Required work:
Print every line of the listing below verbatim, omitting the pictures.

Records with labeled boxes
▼

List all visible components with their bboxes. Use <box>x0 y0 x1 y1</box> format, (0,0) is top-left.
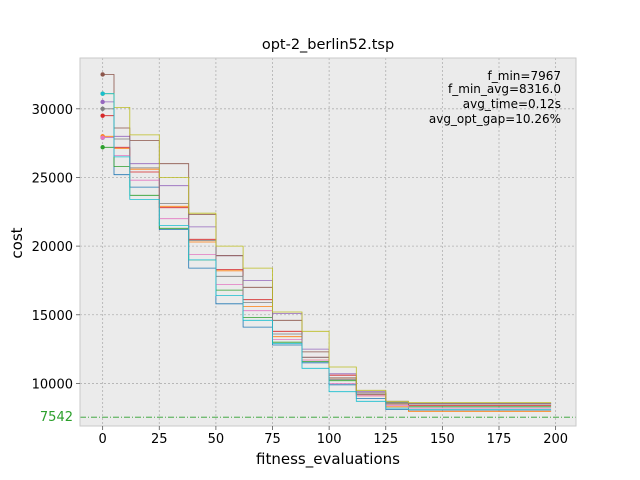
annotation-avg-opt-gap: avg_opt_gap=10.26% <box>429 112 561 126</box>
x-tick-label: 200 <box>543 432 568 447</box>
series-start-point-10 <box>100 91 105 96</box>
x-tick-label: 50 <box>208 432 225 447</box>
annotation-f-min-avg: f_min_avg=8316.0 <box>448 82 561 96</box>
x-tick-label: 100 <box>317 432 342 447</box>
series-layer <box>100 72 552 412</box>
series-line-8 <box>102 108 552 405</box>
annotation-box: f_min=7967 f_min_avg=8316.0 avg_time=0.1… <box>429 69 561 126</box>
x-axis-label: fitness_evaluations <box>256 450 400 469</box>
y-tick-label: 10000 <box>32 377 73 392</box>
series-start-point-5 <box>100 99 105 105</box>
x-tick-label: 75 <box>264 432 281 447</box>
series-start-point-8 <box>100 106 105 112</box>
series-start-point-4 <box>100 113 105 118</box>
y-tick-label: 30000 <box>32 103 73 118</box>
x-tick-label: 25 <box>151 432 168 447</box>
annotation-f-min: f_min=7967 <box>488 69 561 83</box>
y-tick-label: 15000 <box>32 309 73 324</box>
series-start-point-7 <box>100 135 105 140</box>
x-tick-label: 125 <box>373 432 398 447</box>
x-tick-label: 150 <box>430 432 455 447</box>
chart-title: opt-2_berlin52.tsp <box>262 37 394 53</box>
series-start-point-6 <box>100 72 105 77</box>
annotation-avg-time: avg_time=0.12s <box>463 97 561 111</box>
plot-background <box>80 58 576 426</box>
plot-frame <box>79 57 577 427</box>
x-tick-label: 0 <box>99 432 107 447</box>
series-start-point-3 <box>100 145 105 150</box>
grid <box>80 58 576 426</box>
series-line-9 <box>102 93 552 404</box>
x-tick-label: 175 <box>487 432 512 447</box>
series-line-10 <box>102 93 552 410</box>
tick-layer: 0 25 50 75 100 125 150 175 200 10000 15000 20000 250… <box>32 103 568 447</box>
optimum-label: 7542 <box>40 410 73 425</box>
y-tick-label: 20000 <box>32 240 73 255</box>
y-tick-label: 25000 <box>32 171 73 186</box>
y-axis-label: cost <box>8 227 26 258</box>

▲

Task solution:
List all visible components with their bboxes. Use <box>x0 y0 x1 y1</box> format, (0,0) is top-left.
annotation-avg-opt-gap: avg_opt_gap=10.26% <box>429 112 561 126</box>
x-tick-label: 200 <box>543 432 568 447</box>
series-start-point-10 <box>100 91 105 96</box>
x-tick-label: 50 <box>208 432 225 447</box>
annotation-f-min-avg: f_min_avg=8316.0 <box>448 82 561 96</box>
x-tick-label: 100 <box>317 432 342 447</box>
series-layer <box>100 72 552 412</box>
series-line-8 <box>102 108 552 405</box>
annotation-box: f_min=7967 f_min_avg=8316.0 avg_time=0.1… <box>429 69 561 126</box>
x-axis-label: fitness_evaluations <box>256 450 400 469</box>
y-tick-label: 10000 <box>32 377 73 392</box>
series-start-point-5 <box>100 99 105 105</box>
x-tick-label: 75 <box>264 432 281 447</box>
series-start-point-8 <box>100 106 105 112</box>
series-start-point-4 <box>100 113 105 118</box>
y-tick-label: 30000 <box>32 103 73 118</box>
x-tick-label: 25 <box>151 432 168 447</box>
annotation-f-min: f_min=7967 <box>488 69 561 83</box>
y-tick-label: 15000 <box>32 309 73 324</box>
series-start-point-7 <box>100 135 105 140</box>
x-tick-label: 125 <box>373 432 398 447</box>
x-tick-label: 150 <box>430 432 455 447</box>
chart-title: opt-2_berlin52.tsp <box>262 37 394 53</box>
series-start-point-6 <box>100 72 105 77</box>
annotation-avg-time: avg_time=0.12s <box>463 97 561 111</box>
plot-background <box>80 58 576 426</box>
plot-frame <box>79 57 577 427</box>
x-tick-label: 0 <box>99 432 107 447</box>
series-start-point-3 <box>100 145 105 150</box>
grid <box>80 58 576 426</box>
series-line-9 <box>102 93 552 404</box>
x-tick-label: 175 <box>487 432 512 447</box>
series-line-10 <box>102 93 552 410</box>
tick-layer: 0 25 50 75 100 125 150 175 200 10000 15000 20000 250… <box>32 103 568 447</box>
optimum-label: 7542 <box>40 410 73 425</box>
y-tick-label: 20000 <box>32 240 73 255</box>
y-tick-label: 25000 <box>32 171 73 186</box>
y-axis-label: cost <box>8 227 26 258</box>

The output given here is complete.